= WHAT THE EXERCISE ASKS =
Copy out all the lines in the records that include the word "изменение".

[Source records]
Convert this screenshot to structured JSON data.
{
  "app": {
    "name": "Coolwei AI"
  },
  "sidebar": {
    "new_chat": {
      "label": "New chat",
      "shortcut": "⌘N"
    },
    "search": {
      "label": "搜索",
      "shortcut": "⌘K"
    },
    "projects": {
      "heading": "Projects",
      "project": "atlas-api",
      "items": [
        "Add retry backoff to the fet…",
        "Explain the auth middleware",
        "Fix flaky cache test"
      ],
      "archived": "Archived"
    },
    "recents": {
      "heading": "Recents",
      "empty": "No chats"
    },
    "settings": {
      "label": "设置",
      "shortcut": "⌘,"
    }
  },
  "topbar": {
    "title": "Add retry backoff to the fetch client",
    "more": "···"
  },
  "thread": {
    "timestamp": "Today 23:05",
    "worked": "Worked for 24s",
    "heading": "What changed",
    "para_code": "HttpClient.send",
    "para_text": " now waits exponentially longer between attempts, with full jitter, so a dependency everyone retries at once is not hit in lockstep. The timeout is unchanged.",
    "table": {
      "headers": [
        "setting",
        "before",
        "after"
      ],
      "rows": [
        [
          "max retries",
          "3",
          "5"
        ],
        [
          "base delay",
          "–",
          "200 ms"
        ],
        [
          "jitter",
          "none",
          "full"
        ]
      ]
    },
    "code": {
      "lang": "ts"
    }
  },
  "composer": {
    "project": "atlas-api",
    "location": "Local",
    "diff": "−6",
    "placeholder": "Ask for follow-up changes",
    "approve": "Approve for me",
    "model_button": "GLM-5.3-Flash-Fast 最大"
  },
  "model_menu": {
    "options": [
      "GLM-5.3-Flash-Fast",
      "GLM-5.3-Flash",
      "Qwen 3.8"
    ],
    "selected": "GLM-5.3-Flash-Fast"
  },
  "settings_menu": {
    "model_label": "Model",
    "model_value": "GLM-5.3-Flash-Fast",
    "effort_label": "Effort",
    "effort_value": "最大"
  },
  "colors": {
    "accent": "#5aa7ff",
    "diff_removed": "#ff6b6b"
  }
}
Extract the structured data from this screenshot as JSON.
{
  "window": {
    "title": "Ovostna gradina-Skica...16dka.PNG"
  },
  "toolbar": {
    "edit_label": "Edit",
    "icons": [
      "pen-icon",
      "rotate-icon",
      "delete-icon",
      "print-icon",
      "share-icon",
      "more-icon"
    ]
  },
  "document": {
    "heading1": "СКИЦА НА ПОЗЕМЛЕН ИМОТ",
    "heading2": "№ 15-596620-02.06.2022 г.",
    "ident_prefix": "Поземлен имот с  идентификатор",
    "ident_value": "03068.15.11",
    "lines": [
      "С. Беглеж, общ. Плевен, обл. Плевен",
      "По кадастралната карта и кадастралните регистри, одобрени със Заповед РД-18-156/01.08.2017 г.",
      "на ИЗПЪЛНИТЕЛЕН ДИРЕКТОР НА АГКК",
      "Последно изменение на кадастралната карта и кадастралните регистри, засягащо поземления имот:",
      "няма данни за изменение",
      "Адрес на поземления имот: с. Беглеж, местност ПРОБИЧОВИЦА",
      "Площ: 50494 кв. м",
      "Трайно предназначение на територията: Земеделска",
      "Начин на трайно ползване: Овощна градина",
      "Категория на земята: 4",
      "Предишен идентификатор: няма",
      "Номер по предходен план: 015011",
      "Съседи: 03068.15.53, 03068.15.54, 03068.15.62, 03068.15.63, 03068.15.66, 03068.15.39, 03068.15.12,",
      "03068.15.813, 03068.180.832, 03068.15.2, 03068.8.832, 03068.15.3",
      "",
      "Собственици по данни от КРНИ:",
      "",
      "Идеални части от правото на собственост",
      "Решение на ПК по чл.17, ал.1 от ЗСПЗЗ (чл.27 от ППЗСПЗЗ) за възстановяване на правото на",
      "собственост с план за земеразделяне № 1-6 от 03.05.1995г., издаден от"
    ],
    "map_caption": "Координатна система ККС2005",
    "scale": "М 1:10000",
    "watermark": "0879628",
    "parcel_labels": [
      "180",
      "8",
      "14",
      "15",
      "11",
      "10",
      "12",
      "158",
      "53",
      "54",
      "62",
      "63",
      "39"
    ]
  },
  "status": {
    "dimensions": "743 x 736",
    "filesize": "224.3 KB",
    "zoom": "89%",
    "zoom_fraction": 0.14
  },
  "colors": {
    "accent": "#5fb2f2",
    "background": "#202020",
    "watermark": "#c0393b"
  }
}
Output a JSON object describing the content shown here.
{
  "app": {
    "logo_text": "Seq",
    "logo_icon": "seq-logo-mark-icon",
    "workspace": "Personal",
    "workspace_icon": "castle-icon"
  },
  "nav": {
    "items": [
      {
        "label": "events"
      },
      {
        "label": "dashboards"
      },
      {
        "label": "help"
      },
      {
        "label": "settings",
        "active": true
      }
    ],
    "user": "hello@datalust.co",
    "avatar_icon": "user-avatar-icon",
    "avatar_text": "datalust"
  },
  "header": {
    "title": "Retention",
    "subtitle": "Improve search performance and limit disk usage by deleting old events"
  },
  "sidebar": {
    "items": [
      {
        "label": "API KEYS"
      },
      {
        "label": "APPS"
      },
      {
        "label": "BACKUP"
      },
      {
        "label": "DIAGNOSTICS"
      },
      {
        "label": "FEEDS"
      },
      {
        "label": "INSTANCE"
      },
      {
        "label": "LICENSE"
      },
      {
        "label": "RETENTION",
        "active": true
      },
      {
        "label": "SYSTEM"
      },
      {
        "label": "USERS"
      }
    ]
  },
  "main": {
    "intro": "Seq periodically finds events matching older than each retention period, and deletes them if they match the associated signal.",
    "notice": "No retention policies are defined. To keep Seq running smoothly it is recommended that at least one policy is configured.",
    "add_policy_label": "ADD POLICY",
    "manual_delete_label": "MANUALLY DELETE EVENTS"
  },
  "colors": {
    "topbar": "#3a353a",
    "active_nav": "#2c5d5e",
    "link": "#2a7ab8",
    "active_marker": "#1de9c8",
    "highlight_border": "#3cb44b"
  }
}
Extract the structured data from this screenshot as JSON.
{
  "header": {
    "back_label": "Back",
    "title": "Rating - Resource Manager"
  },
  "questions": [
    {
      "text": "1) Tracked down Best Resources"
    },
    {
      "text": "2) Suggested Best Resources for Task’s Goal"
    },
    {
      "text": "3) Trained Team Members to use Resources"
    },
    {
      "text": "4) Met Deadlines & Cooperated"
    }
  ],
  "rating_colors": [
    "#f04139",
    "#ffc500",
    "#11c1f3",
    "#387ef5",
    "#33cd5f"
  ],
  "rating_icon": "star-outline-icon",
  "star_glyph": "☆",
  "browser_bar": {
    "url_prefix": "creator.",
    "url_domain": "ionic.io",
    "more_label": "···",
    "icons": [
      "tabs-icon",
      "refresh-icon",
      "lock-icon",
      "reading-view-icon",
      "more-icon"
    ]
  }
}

= EXERCISE RESPONSE =
      "Последно изменение на кадастралната карта и кадастралните регистри, засягащо поземления имот:",
      "няма данни за изменение",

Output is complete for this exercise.